* **Work required**:
Rewrite the entries from the first line through the line containing "response-percentage-bar: 50% xyxy=(1350,1155,1978,1200)", inclusive, replacing "Active" with "Inactive" and leaving everything else unchanged.

───

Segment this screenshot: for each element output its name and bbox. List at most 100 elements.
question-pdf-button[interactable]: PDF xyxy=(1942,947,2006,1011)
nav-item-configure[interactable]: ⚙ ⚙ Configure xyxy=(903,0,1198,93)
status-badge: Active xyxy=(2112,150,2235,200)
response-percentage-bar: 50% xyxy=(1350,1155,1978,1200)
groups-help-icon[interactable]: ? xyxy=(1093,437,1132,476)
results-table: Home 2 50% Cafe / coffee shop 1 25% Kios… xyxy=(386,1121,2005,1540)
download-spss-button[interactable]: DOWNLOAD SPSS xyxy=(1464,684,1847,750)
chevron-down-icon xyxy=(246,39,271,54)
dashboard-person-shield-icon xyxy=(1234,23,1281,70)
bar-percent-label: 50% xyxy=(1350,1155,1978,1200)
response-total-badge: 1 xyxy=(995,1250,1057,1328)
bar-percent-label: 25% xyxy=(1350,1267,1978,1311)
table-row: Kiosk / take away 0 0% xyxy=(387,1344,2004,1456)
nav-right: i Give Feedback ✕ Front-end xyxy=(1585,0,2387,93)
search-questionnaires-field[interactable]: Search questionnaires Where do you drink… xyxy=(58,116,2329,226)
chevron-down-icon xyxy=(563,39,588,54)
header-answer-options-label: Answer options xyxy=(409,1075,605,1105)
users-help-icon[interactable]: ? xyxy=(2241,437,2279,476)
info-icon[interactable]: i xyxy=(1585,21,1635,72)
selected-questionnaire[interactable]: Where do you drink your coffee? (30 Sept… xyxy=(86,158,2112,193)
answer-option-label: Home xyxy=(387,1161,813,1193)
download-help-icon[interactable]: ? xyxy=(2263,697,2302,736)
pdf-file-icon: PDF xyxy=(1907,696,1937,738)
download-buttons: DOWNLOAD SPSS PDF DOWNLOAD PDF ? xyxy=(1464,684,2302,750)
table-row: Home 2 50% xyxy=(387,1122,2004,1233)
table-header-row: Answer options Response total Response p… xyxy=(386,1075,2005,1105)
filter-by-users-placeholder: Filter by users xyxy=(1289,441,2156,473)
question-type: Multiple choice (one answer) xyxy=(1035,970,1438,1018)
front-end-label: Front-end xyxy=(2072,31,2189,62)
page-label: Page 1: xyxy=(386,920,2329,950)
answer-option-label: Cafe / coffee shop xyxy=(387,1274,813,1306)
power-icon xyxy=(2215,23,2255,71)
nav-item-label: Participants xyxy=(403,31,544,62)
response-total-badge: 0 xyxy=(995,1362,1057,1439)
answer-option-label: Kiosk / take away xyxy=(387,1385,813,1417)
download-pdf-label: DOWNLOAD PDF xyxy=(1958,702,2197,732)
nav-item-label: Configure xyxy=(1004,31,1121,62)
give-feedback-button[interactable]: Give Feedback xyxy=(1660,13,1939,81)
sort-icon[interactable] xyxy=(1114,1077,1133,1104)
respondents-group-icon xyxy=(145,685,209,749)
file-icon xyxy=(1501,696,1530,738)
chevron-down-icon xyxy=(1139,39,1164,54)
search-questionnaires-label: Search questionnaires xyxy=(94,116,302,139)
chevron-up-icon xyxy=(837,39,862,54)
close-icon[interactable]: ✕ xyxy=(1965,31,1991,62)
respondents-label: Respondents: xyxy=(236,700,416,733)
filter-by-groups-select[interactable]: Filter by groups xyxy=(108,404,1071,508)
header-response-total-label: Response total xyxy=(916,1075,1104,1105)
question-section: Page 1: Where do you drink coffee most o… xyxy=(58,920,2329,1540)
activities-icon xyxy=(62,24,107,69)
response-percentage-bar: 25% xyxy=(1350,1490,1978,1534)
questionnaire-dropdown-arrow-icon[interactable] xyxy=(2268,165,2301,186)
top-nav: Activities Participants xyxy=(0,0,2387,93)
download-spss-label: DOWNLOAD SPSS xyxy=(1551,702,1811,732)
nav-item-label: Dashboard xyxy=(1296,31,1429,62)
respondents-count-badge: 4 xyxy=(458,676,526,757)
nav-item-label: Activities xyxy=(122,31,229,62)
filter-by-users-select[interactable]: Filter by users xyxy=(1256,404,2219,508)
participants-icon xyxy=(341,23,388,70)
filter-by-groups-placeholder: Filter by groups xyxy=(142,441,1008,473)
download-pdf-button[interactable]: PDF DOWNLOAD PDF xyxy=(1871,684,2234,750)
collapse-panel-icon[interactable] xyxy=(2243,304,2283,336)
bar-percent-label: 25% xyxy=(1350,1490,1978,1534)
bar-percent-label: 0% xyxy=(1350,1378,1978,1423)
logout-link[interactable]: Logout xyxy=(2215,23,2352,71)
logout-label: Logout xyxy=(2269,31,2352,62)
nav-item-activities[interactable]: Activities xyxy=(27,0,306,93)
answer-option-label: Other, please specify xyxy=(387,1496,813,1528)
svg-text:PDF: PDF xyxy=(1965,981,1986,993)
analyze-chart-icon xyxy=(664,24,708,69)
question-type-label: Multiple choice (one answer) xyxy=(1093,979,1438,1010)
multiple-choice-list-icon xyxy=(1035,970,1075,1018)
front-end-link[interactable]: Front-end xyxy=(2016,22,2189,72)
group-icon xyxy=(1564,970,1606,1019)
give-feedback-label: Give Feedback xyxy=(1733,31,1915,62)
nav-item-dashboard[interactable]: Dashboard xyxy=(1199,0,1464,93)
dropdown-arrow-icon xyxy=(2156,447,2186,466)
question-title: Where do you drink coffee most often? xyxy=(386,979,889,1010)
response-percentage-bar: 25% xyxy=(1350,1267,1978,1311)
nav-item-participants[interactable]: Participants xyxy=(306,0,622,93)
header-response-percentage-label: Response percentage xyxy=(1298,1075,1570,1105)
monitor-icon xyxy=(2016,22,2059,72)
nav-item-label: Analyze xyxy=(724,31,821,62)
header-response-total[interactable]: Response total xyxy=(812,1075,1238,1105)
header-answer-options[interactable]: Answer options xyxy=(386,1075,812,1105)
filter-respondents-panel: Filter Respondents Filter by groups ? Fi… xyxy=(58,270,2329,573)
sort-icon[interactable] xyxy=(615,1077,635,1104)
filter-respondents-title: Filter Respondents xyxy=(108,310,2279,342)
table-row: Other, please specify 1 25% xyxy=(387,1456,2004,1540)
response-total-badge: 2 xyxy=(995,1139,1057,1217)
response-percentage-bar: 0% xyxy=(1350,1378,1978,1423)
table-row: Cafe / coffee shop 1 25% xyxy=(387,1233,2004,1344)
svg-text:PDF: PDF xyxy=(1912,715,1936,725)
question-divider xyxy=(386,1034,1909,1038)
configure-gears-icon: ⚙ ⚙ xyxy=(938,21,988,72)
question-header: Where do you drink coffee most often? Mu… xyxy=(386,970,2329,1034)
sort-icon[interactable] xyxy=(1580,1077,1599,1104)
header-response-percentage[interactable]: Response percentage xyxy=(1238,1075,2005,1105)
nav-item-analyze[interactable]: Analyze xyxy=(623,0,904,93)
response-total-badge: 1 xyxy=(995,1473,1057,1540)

───

* **The result**:
Segment this screenshot: for each element output its name and bbox. List at most 100 elements.
question-pdf-button[interactable]: PDF xyxy=(1942,947,2006,1011)
nav-item-configure[interactable]: ⚙ ⚙ Configure xyxy=(903,0,1198,93)
status-badge: Inactive xyxy=(2112,150,2235,200)
response-percentage-bar: 50% xyxy=(1350,1155,1978,1200)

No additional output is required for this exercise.